__Short exercise__.
Write out each record again exactly as it stands.

(Collected data)
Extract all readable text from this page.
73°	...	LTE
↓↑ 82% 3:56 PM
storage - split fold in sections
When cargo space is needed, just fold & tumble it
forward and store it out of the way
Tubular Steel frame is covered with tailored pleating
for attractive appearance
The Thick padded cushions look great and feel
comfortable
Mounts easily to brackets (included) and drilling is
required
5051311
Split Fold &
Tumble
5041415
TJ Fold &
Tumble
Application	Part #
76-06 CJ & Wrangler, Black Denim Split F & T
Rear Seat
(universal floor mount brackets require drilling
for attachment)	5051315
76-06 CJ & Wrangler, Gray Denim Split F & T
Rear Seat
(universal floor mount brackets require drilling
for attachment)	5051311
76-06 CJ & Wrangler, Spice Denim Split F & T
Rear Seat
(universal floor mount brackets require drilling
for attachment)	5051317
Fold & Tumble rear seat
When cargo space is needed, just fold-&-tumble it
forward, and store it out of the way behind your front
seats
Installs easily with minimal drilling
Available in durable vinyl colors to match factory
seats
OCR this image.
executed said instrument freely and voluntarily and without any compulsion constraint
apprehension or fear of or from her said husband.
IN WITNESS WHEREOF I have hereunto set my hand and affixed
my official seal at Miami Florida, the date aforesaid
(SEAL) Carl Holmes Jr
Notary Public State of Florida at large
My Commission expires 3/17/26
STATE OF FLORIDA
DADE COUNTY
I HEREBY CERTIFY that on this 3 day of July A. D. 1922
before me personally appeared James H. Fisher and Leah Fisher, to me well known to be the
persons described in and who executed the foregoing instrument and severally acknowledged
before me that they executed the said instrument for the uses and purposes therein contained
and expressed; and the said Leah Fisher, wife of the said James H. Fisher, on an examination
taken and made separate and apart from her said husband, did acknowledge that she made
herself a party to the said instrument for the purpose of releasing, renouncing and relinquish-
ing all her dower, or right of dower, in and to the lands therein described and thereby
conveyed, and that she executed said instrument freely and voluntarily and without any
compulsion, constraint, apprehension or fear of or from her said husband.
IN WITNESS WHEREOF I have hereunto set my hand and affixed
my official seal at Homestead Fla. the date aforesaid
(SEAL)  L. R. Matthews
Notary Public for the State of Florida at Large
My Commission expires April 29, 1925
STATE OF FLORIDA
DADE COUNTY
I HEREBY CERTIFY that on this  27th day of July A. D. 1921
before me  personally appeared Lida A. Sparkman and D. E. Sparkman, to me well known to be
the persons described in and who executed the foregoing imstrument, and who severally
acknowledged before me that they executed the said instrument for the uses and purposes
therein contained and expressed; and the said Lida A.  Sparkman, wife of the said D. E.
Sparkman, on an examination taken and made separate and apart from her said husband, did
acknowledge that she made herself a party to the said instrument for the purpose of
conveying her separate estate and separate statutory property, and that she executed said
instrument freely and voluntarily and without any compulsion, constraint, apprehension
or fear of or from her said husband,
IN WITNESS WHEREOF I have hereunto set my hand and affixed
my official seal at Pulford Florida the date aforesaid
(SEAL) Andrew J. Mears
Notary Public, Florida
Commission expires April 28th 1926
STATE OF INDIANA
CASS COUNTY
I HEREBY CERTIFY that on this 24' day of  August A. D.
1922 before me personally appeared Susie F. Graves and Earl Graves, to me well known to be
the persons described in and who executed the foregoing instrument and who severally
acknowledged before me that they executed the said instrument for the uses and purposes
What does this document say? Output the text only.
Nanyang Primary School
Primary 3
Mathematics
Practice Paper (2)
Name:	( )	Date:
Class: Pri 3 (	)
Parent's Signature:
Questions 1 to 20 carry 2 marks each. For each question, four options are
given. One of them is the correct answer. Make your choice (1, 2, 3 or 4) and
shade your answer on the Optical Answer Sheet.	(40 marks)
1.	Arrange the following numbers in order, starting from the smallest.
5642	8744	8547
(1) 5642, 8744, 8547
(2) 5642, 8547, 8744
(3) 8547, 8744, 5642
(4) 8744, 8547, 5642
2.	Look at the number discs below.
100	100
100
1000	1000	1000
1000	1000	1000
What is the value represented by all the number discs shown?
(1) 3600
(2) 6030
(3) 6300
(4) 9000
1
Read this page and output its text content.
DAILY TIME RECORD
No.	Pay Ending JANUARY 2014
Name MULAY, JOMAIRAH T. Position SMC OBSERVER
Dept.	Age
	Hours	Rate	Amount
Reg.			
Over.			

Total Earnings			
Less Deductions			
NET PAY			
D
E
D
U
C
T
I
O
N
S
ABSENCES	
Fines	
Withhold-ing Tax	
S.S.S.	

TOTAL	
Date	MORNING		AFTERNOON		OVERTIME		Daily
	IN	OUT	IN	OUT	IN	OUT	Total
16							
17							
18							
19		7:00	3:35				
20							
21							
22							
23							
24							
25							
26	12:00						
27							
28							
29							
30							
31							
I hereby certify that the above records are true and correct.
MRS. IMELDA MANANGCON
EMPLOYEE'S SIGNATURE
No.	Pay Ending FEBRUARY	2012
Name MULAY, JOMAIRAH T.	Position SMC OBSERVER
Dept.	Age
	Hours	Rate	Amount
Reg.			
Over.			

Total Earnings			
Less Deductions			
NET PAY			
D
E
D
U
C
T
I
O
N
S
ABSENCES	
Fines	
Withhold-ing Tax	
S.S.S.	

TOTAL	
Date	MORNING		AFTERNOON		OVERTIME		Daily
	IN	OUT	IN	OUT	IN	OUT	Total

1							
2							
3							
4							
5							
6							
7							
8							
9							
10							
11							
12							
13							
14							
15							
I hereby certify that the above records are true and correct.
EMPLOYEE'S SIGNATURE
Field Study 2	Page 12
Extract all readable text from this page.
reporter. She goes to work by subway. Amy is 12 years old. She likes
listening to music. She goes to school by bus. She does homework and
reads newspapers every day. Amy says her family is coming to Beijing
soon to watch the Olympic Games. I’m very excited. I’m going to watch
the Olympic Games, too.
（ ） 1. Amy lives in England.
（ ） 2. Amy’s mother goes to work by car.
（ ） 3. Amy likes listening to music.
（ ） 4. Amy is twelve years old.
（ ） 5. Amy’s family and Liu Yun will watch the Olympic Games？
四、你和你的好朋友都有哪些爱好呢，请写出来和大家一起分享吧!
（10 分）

__Written response__.
Extract all readable text from this page.
73°	...	LTE
↓↑ 82% 3:56 PM
storage - split fold in sections
When cargo space is needed, just fold & tumble it
forward and store it out of the way
Tubular Steel frame is covered with tailored pleating
for attractive appearance
The Thick padded cushions look great and feel
comfortable
Mounts easily to brackets (included) and drilling is
required
5051311
Split Fold &
Tumble
5041415
TJ Fold &
Tumble
Application	Part #
76-06 CJ & Wrangler, Black Denim Split F & T
Rear Seat
(universal floor mount brackets require drilling
for attachment)	5051315
76-06 CJ & Wrangler, Gray Denim Split F & T
Rear Seat
(universal floor mount brackets require drilling
for attachment)	5051311
76-06 CJ & Wrangler, Spice Denim Split F & T
Rear Seat
(universal floor mount brackets require drilling
for attachment)	5051317
Fold & Tumble rear seat
When cargo space is needed, just fold-&-tumble it
forward, and store it out of the way behind your front
seats
Installs easily with minimal drilling
Available in durable vinyl colors to match factory
seats
OCR this image.
executed said instrument freely and voluntarily and without any compulsion constraint
apprehension or fear of or from her said husband.
IN WITNESS WHEREOF I have hereunto set my hand and affixed
my official seal at Miami Florida, the date aforesaid
(SEAL) Carl Holmes Jr
Notary Public State of Florida at large
My Commission expires 3/17/26
STATE OF FLORIDA
DADE COUNTY
I HEREBY CERTIFY that on this 3 day of July A. D. 1922
before me personally appeared James H. Fisher and Leah Fisher, to me well known to be the
persons described in and who executed the foregoing instrument and severally acknowledged
before me that they executed the said instrument for the uses and purposes therein contained
and expressed; and the said Leah Fisher, wife of the said James H. Fisher, on an examination
taken and made separate and apart from her said husband, did acknowledge that she made
herself a party to the said instrument for the purpose of releasing, renouncing and relinquish-
ing all her dower, or right of dower, in and to the lands therein described and thereby
conveyed, and that she executed said instrument freely and voluntarily and without any
compulsion, constraint, apprehension or fear of or from her said husband.
IN WITNESS WHEREOF I have hereunto set my hand and affixed
my official seal at Homestead Fla. the date aforesaid
(SEAL)  L. R. Matthews
Notary Public for the State of Florida at Large
My Commission expires April 29, 1925
STATE OF FLORIDA
DADE COUNTY
I HEREBY CERTIFY that on this  27th day of July A. D. 1921
before me  personally appeared Lida A. Sparkman and D. E. Sparkman, to me well known to be
the persons described in and who executed the foregoing imstrument, and who severally
acknowledged before me that they executed the said instrument for the uses and purposes
therein contained and expressed; and the said Lida A.  Sparkman, wife of the said D. E.
Sparkman, on an examination taken and made separate and apart from her said husband, did
acknowledge that she made herself a party to the said instrument for the purpose of
conveying her separate estate and separate statutory property, and that she executed said
instrument freely and voluntarily and without any compulsion, constraint, apprehension
or fear of or from her said husband,
IN WITNESS WHEREOF I have hereunto set my hand and affixed
my official seal at Pulford Florida the date aforesaid
(SEAL) Andrew J. Mears
Notary Public, Florida
Commission expires April 28th 1926
STATE OF INDIANA
CASS COUNTY
I HEREBY CERTIFY that on this 24' day of  August A. D.
1922 before me personally appeared Susie F. Graves and Earl Graves, to me well known to be
the persons described in and who executed the foregoing instrument and who severally
acknowledged before me that they executed the said instrument for the uses and purposes
What does this document say? Output the text only.
Nanyang Primary School
Primary 3
Mathematics
Practice Paper (2)
Name:	( )	Date:
Class: Pri 3 (	)
Parent's Signature:
Questions 1 to 20 carry 2 marks each. For each question, four options are
given. One of them is the correct answer. Make your choice (1, 2, 3 or 4) and
shade your answer on the Optical Answer Sheet.	(40 marks)
1.	Arrange the following numbers in order, starting from the smallest.
5642	8744	8547
(1) 5642, 8744, 8547
(2) 5642, 8547, 8744
(3) 8547, 8744, 5642
(4) 8744, 8547, 5642
2.	Look at the number discs below.
100	100
100
1000	1000	1000
1000	1000	1000
What is the value represented by all the number discs shown?
(1) 3600
(2) 6030
(3) 6300
(4) 9000
1
Read this page and output its text content.
DAILY TIME RECORD
No.	Pay Ending JANUARY 2014
Name MULAY, JOMAIRAH T. Position SMC OBSERVER
Dept.	Age
	Hours	Rate	Amount
Reg.			
Over.			

Total Earnings			
Less Deductions			
NET PAY			
D
E
D
U
C
T
I
O
N
S
ABSENCES	
Fines	
Withhold-ing Tax	
S.S.S.	

TOTAL	
Date	MORNING		AFTERNOON		OVERTIME		Daily
	IN	OUT	IN	OUT	IN	OUT	Total
16							
17							
18							
19		7:00	3:35				
20							
21							
22							
23							
24							
25							
26	12:00						
27							
28							
29							
30							
31							
I hereby certify that the above records are true and correct.
MRS. IMELDA MANANGCON
EMPLOYEE'S SIGNATURE
No.	Pay Ending FEBRUARY	2012
Name MULAY, JOMAIRAH T.	Position SMC OBSERVER
Dept.	Age
	Hours	Rate	Amount
Reg.			
Over.			

Total Earnings			
Less Deductions			
NET PAY			
D
E
D
U
C
T
I
O
N
S
ABSENCES	
Fines	
Withhold-ing Tax	
S.S.S.	

TOTAL	
Date	MORNING		AFTERNOON		OVERTIME		Daily
	IN	OUT	IN	OUT	IN	OUT	Total

1							
2							
3							
4							
5							
6							
7							
8							
9							
10							
11							
12							
13							
14							
15							
I hereby certify that the above records are true and correct.
EMPLOYEE'S SIGNATURE
Field Study 2	Page 12
Extract all readable text from this page.
reporter. She goes to work by subway. Amy is 12 years old. She likes
listening to music. She goes to school by bus. She does homework and
reads newspapers every day. Amy says her family is coming to Beijing
soon to watch the Olympic Games. I’m very excited. I’m going to watch
the Olympic Games, too.
（ ） 1. Amy lives in England.
（ ） 2. Amy’s mother goes to work by car.
（ ） 3. Amy likes listening to music.
（ ） 4. Amy is twelve years old.
（ ） 5. Amy’s family and Liu Yun will watch the Olympic Games？
四、你和你的好朋友都有哪些爱好呢，请写出来和大家一起分享吧!
（10 分）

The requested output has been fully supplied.